• _What is needed_: Present each line of the entries below that holds the word "screenshot".

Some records
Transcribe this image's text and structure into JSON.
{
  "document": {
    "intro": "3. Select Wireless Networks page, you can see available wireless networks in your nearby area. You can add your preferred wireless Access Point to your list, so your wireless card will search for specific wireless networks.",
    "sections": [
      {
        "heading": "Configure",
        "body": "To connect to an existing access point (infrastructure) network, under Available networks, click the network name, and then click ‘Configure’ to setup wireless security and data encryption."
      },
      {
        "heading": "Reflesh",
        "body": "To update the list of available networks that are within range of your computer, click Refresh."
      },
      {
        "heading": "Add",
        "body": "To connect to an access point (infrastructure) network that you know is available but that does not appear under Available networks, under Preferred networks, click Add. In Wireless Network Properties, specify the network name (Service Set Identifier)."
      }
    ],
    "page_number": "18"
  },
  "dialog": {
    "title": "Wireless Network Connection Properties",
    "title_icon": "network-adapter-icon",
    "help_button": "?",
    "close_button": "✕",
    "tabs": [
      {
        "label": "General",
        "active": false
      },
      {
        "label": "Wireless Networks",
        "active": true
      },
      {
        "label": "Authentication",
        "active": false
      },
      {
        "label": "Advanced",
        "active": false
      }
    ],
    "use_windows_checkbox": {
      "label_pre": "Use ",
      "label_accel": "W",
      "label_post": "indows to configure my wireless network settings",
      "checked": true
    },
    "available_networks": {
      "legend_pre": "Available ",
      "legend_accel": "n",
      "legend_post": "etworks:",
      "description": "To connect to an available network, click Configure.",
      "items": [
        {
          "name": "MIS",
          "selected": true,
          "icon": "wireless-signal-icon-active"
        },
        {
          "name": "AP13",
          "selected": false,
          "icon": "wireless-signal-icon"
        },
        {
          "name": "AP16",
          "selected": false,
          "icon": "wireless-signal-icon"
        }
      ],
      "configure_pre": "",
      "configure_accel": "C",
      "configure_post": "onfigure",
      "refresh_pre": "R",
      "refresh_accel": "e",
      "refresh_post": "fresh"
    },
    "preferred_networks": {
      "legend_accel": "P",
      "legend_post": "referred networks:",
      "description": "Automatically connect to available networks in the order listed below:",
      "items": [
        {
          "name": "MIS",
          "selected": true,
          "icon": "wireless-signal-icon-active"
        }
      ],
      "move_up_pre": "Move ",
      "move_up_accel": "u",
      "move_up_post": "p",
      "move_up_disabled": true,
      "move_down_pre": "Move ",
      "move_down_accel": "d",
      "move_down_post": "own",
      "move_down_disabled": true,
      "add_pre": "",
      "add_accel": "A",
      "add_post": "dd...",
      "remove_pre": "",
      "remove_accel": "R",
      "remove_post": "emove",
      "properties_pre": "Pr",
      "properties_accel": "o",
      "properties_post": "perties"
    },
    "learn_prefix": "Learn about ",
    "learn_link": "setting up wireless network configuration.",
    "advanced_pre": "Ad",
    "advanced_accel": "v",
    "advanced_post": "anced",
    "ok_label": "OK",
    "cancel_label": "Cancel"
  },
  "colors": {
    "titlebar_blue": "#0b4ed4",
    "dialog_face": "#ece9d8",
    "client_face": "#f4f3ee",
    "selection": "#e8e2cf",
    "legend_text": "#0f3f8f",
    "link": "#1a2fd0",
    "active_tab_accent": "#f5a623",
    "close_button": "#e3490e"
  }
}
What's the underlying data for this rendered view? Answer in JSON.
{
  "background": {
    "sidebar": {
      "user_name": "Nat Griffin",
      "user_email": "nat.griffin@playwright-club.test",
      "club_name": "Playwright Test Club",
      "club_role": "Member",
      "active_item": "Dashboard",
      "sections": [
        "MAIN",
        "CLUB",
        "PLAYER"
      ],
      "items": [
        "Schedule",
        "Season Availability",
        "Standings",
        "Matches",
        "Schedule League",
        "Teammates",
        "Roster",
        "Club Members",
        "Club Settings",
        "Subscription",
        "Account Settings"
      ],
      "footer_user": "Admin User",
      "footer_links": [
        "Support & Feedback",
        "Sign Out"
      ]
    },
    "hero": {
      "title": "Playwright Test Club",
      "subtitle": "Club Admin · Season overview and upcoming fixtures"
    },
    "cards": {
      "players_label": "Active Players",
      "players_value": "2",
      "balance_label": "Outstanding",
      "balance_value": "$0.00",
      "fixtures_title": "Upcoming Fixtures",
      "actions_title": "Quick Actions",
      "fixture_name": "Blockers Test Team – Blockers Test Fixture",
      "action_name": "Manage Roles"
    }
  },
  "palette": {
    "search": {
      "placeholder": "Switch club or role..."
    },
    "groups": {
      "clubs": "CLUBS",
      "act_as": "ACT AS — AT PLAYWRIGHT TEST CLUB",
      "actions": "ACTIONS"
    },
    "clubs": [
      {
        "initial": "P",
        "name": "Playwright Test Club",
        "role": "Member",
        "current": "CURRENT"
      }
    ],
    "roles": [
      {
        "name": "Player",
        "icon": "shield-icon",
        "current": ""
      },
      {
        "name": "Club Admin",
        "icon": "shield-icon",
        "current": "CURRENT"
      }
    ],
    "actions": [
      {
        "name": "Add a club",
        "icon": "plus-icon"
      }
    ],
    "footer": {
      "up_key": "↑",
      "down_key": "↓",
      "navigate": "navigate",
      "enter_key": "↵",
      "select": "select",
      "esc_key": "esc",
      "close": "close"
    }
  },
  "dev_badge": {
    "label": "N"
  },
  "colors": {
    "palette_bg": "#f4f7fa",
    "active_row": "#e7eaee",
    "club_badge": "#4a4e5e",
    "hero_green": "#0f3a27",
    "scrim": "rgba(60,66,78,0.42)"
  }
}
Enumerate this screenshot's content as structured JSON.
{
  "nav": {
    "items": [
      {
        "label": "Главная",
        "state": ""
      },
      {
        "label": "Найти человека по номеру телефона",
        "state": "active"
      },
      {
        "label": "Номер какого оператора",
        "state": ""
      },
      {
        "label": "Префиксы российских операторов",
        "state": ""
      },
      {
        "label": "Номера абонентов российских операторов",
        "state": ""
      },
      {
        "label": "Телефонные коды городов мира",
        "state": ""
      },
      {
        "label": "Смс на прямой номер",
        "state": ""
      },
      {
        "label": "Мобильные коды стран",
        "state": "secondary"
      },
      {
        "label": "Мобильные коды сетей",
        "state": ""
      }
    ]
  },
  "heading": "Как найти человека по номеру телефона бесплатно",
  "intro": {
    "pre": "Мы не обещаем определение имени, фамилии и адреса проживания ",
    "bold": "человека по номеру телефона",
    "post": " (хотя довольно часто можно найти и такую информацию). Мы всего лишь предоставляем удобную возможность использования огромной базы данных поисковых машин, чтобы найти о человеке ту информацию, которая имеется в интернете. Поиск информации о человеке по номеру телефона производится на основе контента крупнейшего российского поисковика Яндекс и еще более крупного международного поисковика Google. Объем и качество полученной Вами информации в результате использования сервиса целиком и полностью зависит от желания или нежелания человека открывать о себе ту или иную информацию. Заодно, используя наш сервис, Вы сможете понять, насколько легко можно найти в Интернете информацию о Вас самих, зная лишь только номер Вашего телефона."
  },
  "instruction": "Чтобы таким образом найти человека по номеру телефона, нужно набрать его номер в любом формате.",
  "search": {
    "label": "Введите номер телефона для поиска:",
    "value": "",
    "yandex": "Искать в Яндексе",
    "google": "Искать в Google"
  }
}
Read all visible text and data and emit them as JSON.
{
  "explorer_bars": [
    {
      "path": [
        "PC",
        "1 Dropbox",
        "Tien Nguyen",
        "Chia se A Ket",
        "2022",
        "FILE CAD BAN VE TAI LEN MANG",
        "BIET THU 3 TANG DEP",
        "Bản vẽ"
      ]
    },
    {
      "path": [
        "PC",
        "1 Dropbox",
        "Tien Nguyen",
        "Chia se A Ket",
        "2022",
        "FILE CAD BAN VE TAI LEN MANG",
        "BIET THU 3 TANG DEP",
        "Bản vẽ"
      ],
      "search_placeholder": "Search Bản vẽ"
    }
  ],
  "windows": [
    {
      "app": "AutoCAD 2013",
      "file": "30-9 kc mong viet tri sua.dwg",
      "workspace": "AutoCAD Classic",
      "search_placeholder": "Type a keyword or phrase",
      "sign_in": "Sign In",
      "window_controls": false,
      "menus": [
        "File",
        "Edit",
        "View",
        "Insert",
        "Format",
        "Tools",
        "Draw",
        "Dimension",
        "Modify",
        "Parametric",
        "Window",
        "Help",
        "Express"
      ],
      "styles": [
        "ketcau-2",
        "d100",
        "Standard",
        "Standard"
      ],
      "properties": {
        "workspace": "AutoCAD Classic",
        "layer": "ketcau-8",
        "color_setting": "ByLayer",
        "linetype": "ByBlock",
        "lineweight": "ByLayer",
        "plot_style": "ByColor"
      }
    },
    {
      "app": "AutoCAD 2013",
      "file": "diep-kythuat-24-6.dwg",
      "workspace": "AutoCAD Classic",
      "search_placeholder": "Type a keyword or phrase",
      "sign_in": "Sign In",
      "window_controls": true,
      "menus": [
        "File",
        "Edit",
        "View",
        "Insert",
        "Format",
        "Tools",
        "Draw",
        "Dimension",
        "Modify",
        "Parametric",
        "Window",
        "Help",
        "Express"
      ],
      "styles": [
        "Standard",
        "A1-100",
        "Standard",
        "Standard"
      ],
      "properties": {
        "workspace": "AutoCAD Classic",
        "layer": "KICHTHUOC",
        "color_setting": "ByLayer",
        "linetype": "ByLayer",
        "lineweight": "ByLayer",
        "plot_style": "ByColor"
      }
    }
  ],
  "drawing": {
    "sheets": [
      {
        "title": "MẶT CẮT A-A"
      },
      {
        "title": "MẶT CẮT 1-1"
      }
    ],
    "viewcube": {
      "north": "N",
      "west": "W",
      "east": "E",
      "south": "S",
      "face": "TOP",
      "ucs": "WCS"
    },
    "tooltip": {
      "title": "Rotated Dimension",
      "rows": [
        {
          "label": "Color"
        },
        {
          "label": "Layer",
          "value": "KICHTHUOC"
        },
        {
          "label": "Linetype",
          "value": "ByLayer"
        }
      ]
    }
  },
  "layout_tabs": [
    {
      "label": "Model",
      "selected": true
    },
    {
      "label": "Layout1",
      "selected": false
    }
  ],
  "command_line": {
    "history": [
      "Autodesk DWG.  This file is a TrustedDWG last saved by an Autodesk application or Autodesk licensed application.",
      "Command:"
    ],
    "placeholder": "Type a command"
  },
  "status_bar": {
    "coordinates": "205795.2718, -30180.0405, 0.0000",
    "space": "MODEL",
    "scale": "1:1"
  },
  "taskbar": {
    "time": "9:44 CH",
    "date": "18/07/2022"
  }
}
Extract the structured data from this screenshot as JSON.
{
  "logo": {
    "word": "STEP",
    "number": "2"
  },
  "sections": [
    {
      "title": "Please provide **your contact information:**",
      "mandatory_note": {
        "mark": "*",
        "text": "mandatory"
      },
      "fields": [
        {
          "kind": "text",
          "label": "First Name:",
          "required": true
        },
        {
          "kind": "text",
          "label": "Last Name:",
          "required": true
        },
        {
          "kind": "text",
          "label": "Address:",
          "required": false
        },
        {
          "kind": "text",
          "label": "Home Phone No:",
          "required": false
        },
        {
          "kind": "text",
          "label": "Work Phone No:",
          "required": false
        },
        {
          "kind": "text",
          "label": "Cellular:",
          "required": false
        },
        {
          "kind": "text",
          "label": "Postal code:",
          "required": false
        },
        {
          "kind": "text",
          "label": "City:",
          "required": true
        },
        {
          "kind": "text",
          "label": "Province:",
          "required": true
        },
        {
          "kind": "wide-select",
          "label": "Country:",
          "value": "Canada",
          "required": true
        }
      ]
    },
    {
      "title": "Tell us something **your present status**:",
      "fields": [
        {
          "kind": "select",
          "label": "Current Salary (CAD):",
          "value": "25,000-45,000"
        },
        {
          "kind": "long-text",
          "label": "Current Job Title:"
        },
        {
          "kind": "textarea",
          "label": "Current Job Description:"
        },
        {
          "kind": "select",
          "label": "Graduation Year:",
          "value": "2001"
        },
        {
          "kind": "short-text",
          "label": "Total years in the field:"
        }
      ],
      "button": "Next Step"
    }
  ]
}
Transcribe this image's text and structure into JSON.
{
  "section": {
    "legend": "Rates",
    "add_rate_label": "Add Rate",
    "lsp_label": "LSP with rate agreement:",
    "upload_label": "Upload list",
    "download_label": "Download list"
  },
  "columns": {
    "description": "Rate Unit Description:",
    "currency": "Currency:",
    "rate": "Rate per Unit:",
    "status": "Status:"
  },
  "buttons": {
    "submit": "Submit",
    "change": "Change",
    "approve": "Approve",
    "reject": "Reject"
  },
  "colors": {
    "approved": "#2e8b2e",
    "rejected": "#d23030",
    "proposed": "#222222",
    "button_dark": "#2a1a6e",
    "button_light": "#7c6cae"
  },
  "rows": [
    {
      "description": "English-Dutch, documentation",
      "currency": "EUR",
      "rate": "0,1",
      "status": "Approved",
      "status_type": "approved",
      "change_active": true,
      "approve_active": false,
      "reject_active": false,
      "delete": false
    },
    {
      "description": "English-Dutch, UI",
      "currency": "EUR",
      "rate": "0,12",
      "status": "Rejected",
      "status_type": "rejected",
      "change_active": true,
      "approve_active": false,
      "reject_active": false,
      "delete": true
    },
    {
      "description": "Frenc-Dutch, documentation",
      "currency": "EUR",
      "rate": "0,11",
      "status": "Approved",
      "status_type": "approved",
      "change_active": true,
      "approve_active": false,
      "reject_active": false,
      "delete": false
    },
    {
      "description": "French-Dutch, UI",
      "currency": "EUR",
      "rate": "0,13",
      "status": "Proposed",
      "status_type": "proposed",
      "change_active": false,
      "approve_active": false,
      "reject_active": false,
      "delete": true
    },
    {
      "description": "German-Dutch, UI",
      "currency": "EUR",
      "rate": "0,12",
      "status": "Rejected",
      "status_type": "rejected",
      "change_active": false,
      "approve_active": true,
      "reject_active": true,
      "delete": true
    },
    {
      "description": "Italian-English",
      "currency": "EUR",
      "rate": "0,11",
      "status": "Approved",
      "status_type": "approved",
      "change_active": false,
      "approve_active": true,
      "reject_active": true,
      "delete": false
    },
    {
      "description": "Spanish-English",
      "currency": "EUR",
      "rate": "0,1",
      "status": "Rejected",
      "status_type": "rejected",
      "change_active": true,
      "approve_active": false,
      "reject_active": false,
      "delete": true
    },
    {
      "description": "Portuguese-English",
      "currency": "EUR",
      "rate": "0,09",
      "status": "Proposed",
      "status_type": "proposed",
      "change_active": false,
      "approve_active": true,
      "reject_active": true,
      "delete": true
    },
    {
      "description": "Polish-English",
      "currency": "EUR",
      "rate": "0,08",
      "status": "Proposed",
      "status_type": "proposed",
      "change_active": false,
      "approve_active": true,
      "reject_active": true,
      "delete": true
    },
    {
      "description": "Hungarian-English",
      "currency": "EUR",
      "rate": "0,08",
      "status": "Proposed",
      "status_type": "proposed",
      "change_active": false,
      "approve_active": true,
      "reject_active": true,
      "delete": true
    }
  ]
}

• _Exercise response_:
Enumerate this screenshot's content as structured JSON.
Extract the structured data from this screenshot as JSON.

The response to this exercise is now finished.